▶ [SHORT EXERCISE]: Search the records for "content". Copy every line where it appears.

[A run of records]
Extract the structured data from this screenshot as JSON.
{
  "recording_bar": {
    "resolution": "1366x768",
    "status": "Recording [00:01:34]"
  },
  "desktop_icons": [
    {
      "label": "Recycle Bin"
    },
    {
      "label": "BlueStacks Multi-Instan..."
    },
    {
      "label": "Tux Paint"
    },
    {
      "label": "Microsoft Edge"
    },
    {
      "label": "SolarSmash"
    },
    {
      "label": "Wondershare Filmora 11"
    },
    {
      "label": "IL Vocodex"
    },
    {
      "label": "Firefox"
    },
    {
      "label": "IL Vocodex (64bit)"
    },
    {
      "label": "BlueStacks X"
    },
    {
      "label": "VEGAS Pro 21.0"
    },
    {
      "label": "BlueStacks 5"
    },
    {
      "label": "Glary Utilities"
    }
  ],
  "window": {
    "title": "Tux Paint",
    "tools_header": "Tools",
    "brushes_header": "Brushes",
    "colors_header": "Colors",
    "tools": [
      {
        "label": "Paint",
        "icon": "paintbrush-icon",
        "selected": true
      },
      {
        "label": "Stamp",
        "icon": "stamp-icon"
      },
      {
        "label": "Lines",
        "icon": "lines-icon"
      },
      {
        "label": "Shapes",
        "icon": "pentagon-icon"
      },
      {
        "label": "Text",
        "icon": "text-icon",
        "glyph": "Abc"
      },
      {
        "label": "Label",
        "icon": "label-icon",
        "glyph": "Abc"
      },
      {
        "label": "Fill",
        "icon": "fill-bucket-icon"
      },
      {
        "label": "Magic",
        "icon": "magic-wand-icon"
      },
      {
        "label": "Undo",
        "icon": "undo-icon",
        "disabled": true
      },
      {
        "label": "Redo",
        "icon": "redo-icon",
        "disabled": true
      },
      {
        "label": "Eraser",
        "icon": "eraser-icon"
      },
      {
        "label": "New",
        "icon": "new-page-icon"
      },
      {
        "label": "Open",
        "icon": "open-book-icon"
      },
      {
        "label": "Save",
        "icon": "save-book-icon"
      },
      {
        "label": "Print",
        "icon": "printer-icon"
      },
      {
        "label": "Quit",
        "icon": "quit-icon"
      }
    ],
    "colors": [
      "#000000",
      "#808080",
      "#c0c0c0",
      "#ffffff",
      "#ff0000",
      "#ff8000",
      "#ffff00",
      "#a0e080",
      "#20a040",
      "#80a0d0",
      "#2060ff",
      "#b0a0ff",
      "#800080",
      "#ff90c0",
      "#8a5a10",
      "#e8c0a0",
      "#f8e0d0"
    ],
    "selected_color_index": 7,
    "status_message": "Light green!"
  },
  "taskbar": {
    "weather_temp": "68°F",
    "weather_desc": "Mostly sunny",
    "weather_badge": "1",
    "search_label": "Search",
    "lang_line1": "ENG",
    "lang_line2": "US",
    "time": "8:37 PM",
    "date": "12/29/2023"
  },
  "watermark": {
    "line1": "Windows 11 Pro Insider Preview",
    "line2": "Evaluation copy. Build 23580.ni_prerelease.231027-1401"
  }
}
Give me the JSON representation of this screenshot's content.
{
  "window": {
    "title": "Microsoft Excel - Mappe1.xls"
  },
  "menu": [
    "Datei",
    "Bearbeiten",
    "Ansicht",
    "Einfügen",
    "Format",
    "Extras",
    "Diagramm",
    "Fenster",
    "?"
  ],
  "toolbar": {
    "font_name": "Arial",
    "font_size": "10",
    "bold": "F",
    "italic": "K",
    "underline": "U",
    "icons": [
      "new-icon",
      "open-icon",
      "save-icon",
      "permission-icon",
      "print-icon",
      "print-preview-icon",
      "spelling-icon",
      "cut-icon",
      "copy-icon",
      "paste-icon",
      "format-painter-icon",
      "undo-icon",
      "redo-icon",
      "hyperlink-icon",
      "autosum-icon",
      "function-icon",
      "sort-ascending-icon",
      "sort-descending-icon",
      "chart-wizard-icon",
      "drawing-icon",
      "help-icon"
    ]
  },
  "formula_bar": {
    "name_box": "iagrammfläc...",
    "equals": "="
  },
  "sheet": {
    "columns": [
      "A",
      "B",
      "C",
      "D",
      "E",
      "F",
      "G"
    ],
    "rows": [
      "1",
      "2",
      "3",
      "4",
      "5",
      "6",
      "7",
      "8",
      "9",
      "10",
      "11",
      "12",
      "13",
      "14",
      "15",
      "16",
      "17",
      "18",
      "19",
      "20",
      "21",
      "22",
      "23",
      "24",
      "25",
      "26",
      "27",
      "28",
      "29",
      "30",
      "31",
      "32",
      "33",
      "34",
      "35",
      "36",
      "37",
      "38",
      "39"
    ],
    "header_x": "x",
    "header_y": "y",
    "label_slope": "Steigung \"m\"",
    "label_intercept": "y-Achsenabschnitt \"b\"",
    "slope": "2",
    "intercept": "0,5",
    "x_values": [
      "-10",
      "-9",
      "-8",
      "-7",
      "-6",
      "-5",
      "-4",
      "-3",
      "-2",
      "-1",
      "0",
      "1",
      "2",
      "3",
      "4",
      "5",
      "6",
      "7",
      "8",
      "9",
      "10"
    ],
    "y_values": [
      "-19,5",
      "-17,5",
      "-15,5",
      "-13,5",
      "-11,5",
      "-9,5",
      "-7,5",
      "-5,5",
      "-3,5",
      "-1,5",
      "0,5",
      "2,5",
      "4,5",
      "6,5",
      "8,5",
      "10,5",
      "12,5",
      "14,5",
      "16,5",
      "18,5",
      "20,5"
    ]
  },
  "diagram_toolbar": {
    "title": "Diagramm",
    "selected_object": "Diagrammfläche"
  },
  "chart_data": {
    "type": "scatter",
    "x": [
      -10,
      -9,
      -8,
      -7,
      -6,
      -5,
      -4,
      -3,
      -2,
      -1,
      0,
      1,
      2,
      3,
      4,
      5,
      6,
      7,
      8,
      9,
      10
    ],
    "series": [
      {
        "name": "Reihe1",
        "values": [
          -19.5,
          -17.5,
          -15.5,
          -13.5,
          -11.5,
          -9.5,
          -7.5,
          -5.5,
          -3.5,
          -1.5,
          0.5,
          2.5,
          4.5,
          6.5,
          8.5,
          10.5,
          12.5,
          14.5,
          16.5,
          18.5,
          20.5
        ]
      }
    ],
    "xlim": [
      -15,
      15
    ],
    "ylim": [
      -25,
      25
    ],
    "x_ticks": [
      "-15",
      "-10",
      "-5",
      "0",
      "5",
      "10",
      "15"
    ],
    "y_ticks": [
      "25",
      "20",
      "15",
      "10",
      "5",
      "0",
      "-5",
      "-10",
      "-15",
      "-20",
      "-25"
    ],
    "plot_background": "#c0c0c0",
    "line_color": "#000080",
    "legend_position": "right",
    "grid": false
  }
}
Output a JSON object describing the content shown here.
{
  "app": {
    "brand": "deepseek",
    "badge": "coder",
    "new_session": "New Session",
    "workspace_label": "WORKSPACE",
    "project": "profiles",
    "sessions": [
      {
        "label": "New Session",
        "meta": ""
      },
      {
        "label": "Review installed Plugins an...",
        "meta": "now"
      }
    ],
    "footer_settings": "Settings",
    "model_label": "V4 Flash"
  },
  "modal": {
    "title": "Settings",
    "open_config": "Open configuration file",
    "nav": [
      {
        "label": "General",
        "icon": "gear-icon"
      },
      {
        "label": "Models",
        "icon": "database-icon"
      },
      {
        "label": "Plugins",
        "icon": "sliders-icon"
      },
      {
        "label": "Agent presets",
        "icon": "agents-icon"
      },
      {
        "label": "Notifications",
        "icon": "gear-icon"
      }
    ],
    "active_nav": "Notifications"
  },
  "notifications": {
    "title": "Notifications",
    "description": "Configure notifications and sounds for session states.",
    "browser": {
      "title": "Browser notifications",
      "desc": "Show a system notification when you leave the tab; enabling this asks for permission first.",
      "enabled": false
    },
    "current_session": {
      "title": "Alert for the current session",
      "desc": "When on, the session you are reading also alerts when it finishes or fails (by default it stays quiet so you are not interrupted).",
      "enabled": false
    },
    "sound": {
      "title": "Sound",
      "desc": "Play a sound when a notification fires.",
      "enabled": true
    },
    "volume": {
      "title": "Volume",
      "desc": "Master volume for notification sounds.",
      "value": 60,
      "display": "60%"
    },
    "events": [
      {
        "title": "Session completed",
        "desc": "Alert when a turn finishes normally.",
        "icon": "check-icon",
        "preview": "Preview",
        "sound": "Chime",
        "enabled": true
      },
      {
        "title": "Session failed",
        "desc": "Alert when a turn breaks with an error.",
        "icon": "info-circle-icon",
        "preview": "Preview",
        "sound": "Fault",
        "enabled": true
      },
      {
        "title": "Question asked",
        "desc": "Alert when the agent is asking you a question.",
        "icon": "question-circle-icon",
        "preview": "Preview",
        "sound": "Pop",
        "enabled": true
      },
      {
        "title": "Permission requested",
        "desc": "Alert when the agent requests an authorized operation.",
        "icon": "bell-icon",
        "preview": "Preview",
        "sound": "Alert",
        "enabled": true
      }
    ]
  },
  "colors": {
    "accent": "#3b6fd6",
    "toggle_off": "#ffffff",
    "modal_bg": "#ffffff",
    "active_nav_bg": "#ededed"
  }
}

▶ [WRITTEN SOLUTION]:
Give me the JSON representation of this screenshot's content.
Output a JSON object describing the content shown here.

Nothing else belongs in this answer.